# TASK REQUIREMENTS:
Return all of the entries exactly as written.

# SUPPLIED DATA:
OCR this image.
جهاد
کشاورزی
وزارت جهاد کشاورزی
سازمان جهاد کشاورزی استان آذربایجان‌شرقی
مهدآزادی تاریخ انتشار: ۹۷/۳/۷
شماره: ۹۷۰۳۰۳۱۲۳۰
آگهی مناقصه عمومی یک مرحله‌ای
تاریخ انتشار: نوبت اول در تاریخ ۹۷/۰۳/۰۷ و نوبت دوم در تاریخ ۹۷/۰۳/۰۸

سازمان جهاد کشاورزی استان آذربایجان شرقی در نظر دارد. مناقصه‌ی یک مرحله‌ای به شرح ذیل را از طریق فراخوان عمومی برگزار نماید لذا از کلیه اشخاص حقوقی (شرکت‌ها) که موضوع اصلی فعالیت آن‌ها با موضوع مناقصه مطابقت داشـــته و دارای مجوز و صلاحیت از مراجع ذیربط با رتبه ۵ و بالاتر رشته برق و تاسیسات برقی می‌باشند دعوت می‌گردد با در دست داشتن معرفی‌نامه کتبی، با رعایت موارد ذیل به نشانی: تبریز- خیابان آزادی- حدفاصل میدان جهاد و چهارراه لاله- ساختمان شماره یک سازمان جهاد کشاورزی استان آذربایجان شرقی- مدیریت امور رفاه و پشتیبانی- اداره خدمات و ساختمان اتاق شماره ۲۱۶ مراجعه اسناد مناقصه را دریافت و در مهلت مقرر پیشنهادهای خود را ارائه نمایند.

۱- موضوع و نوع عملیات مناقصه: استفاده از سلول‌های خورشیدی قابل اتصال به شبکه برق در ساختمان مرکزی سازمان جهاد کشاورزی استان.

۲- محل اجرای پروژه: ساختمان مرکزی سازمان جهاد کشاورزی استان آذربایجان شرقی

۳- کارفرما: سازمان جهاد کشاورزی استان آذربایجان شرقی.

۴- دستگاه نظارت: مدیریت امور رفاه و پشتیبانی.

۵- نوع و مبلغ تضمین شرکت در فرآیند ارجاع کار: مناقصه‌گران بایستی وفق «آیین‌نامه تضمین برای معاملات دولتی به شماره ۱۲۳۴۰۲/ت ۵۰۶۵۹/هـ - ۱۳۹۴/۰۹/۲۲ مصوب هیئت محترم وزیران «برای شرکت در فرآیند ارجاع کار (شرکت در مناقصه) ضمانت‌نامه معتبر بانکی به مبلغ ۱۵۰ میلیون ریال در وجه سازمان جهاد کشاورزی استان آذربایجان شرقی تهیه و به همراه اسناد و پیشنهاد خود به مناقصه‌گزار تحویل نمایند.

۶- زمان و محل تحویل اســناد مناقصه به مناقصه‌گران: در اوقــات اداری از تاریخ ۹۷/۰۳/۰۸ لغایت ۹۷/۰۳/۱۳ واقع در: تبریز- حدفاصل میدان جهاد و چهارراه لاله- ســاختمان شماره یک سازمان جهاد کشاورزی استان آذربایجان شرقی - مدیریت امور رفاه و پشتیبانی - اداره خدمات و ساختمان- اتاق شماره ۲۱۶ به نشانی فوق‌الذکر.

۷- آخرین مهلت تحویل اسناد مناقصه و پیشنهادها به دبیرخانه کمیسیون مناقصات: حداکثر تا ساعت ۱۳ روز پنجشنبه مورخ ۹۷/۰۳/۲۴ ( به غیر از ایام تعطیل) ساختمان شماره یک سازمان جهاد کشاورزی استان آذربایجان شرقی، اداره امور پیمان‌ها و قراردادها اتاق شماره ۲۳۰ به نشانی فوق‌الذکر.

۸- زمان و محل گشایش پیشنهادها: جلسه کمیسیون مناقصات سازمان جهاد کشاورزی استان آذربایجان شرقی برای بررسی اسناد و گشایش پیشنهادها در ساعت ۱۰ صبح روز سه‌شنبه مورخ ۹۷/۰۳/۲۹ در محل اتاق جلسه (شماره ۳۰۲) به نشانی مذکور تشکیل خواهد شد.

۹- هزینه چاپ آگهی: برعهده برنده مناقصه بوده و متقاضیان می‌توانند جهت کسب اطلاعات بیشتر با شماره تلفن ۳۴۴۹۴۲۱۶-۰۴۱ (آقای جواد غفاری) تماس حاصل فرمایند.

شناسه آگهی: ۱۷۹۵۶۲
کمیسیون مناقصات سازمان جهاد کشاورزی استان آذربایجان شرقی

# EXERCISE ANSWER:
OCR this image.
جهاد
کشاورزی
وزارت جهاد کشاورزی
سازمان جهاد کشاورزی استان آذربایجان‌شرقی
مهدآزادی تاریخ انتشار: ۹۷/۳/۷
شماره: ۹۷۰۳۰۳۱۲۳۰
آگهی مناقصه عمومی یک مرحله‌ای
تاریخ انتشار: نوبت اول در تاریخ ۹۷/۰۳/۰۷ و نوبت دوم در تاریخ ۹۷/۰۳/۰۸

سازمان جهاد کشاورزی استان آذربایجان شرقی در نظر دارد. مناقصه‌ی یک مرحله‌ای به شرح ذیل را از طریق فراخوان عمومی برگزار نماید لذا از کلیه اشخاص حقوقی (شرکت‌ها) که موضوع اصلی فعالیت آن‌ها با موضوع مناقصه مطابقت داشـــته و دارای مجوز و صلاحیت از مراجع ذیربط با رتبه ۵ و بالاتر رشته برق و تاسیسات برقی می‌باشند دعوت می‌گردد با در دست داشتن معرفی‌نامه کتبی، با رعایت موارد ذیل به نشانی: تبریز- خیابان آزادی- حدفاصل میدان جهاد و چهارراه لاله- ساختمان شماره یک سازمان جهاد کشاورزی استان آذربایجان شرقی- مدیریت امور رفاه و پشتیبانی- اداره خدمات و ساختمان اتاق شماره ۲۱۶ مراجعه اسناد مناقصه را دریافت و در مهلت مقرر پیشنهادهای خود را ارائه نمایند.

۱- موضوع و نوع عملیات مناقصه: استفاده از سلول‌های خورشیدی قابل اتصال به شبکه برق در ساختمان مرکزی سازمان جهاد کشاورزی استان.

۲- محل اجرای پروژه: ساختمان مرکزی سازمان جهاد کشاورزی استان آذربایجان شرقی

۳- کارفرما: سازمان جهاد کشاورزی استان آذربایجان شرقی.

۴- دستگاه نظارت: مدیریت امور رفاه و پشتیبانی.

۵- نوع و مبلغ تضمین شرکت در فرآیند ارجاع کار: مناقصه‌گران بایستی وفق «آیین‌نامه تضمین برای معاملات دولتی به شماره ۱۲۳۴۰۲/ت ۵۰۶۵۹/هـ - ۱۳۹۴/۰۹/۲۲ مصوب هیئت محترم وزیران «برای شرکت در فرآیند ارجاع کار (شرکت در مناقصه) ضمانت‌نامه معتبر بانکی به مبلغ ۱۵۰ میلیون ریال در وجه سازمان جهاد کشاورزی استان آذربایجان شرقی تهیه و به همراه اسناد و پیشنهاد خود به مناقصه‌گزار تحویل نمایند.

۶- زمان و محل تحویل اســناد مناقصه به مناقصه‌گران: در اوقــات اداری از تاریخ ۹۷/۰۳/۰۸ لغایت ۹۷/۰۳/۱۳ واقع در: تبریز- حدفاصل میدان جهاد و چهارراه لاله- ســاختمان شماره یک سازمان جهاد کشاورزی استان آذربایجان شرقی - مدیریت امور رفاه و پشتیبانی - اداره خدمات و ساختمان- اتاق شماره ۲۱۶ به نشانی فوق‌الذکر.

۷- آخرین مهلت تحویل اسناد مناقصه و پیشنهادها به دبیرخانه کمیسیون مناقصات: حداکثر تا ساعت ۱۳ روز پنجشنبه مورخ ۹۷/۰۳/۲۴ ( به غیر از ایام تعطیل) ساختمان شماره یک سازمان جهاد کشاورزی استان آذربایجان شرقی، اداره امور پیمان‌ها و قراردادها اتاق شماره ۲۳۰ به نشانی فوق‌الذکر.

۸- زمان و محل گشایش پیشنهادها: جلسه کمیسیون مناقصات سازمان جهاد کشاورزی استان آذربایجان شرقی برای بررسی اسناد و گشایش پیشنهادها در ساعت ۱۰ صبح روز سه‌شنبه مورخ ۹۷/۰۳/۲۹ در محل اتاق جلسه (شماره ۳۰۲) به نشانی مذکور تشکیل خواهد شد.

۹- هزینه چاپ آگهی: برعهده برنده مناقصه بوده و متقاضیان می‌توانند جهت کسب اطلاعات بیشتر با شماره تلفن ۳۴۴۹۴۲۱۶-۰۴۱ (آقای جواد غفاری) تماس حاصل فرمایند.

شناسه آگهی: ۱۷۹۵۶۲
کمیسیون مناقصات سازمان جهاد کشاورزی استان آذربایجان شرقی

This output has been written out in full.